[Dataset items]
·····

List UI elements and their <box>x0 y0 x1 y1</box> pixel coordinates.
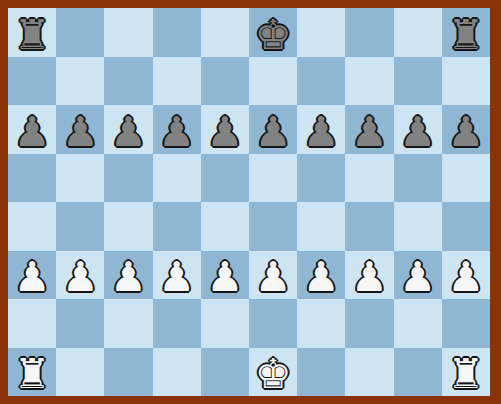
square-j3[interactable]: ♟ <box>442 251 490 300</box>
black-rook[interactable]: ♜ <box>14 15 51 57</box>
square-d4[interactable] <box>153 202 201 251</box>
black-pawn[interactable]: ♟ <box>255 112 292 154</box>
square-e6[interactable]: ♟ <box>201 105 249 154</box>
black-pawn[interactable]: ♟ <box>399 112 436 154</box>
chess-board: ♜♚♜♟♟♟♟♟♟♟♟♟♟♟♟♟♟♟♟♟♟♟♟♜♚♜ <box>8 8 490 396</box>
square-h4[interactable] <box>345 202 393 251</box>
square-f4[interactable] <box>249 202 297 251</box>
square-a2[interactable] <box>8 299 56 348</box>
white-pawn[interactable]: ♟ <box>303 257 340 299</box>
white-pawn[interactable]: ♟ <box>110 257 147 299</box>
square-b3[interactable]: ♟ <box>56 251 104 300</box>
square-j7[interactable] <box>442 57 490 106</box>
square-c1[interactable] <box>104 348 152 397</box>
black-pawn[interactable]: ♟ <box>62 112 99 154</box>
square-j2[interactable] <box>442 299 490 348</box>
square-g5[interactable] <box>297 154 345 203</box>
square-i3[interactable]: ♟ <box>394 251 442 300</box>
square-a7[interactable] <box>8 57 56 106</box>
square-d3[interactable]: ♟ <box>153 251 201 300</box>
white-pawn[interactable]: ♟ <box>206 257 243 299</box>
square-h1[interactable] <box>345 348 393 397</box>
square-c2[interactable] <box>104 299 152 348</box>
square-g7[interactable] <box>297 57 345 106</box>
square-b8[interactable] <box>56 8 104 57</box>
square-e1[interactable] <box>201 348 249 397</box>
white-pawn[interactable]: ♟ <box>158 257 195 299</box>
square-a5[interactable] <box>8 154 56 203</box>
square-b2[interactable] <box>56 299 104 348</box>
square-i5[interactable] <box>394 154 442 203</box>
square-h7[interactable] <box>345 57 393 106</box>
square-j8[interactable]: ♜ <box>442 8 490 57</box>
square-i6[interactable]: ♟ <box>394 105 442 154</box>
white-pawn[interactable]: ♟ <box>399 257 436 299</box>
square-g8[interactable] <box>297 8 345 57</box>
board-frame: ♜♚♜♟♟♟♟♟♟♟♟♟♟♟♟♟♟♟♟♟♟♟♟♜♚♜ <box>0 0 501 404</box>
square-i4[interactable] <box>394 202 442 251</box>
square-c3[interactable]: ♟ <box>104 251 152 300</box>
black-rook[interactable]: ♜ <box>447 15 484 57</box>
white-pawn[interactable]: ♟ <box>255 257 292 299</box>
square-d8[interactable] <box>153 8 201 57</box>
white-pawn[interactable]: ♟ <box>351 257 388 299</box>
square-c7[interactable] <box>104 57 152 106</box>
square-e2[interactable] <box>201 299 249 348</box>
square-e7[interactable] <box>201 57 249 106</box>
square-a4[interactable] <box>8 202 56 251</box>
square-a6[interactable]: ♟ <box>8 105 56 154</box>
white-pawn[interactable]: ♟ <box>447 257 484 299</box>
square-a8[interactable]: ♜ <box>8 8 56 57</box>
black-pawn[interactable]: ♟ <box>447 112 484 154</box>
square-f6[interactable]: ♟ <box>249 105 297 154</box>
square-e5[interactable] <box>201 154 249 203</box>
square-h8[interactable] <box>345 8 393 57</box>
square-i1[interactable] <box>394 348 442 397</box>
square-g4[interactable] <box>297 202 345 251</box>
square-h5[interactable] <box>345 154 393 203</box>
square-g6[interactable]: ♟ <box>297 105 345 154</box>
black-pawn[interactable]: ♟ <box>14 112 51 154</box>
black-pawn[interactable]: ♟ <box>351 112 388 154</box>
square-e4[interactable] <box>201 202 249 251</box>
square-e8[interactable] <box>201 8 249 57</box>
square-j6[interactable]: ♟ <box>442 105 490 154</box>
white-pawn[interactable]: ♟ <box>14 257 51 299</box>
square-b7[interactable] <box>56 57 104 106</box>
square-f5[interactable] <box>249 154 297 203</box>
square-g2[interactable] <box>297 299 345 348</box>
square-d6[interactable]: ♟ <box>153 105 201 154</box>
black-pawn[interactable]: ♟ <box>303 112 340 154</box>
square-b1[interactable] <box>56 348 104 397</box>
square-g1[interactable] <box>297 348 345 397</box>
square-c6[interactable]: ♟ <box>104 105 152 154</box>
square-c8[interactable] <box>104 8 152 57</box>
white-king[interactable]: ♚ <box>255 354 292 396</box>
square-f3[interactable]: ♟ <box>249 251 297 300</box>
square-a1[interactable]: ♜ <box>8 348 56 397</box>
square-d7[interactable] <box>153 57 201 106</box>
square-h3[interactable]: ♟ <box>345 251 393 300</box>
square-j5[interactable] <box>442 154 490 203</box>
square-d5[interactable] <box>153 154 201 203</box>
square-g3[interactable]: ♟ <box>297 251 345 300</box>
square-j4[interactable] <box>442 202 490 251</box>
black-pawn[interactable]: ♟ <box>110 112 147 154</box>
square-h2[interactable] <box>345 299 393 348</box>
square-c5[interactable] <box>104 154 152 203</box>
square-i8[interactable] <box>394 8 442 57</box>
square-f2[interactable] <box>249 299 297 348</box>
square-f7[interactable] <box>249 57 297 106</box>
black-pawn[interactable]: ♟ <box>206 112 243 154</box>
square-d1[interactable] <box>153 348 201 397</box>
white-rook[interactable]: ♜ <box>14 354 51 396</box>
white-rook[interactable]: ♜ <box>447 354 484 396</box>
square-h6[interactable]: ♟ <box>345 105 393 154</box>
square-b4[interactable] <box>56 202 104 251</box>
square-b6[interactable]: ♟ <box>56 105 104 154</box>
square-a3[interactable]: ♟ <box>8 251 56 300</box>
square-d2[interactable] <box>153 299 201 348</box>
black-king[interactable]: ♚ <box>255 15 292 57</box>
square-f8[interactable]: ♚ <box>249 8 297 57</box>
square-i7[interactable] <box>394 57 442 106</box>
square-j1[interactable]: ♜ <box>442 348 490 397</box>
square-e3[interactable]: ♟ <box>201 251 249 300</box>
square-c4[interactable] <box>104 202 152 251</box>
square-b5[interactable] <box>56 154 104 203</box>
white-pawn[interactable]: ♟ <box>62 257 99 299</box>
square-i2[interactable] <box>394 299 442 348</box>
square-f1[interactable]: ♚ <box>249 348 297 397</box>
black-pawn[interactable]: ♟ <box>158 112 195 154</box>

·····

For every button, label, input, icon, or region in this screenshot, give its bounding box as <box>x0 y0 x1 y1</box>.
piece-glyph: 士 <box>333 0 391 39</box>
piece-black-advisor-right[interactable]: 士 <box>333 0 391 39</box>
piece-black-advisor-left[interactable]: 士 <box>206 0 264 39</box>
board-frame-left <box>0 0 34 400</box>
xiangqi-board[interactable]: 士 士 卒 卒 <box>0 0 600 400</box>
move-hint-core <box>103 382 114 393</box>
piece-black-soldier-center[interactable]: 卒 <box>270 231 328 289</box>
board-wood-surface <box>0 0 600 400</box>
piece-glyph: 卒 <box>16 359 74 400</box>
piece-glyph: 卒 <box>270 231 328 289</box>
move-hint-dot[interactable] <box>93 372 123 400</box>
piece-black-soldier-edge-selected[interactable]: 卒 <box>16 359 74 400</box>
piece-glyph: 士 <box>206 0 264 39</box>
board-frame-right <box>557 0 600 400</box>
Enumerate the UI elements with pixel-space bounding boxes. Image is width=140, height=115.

·····

How many lines of the data above contain the string "bounding"? Reply with the number alone.

2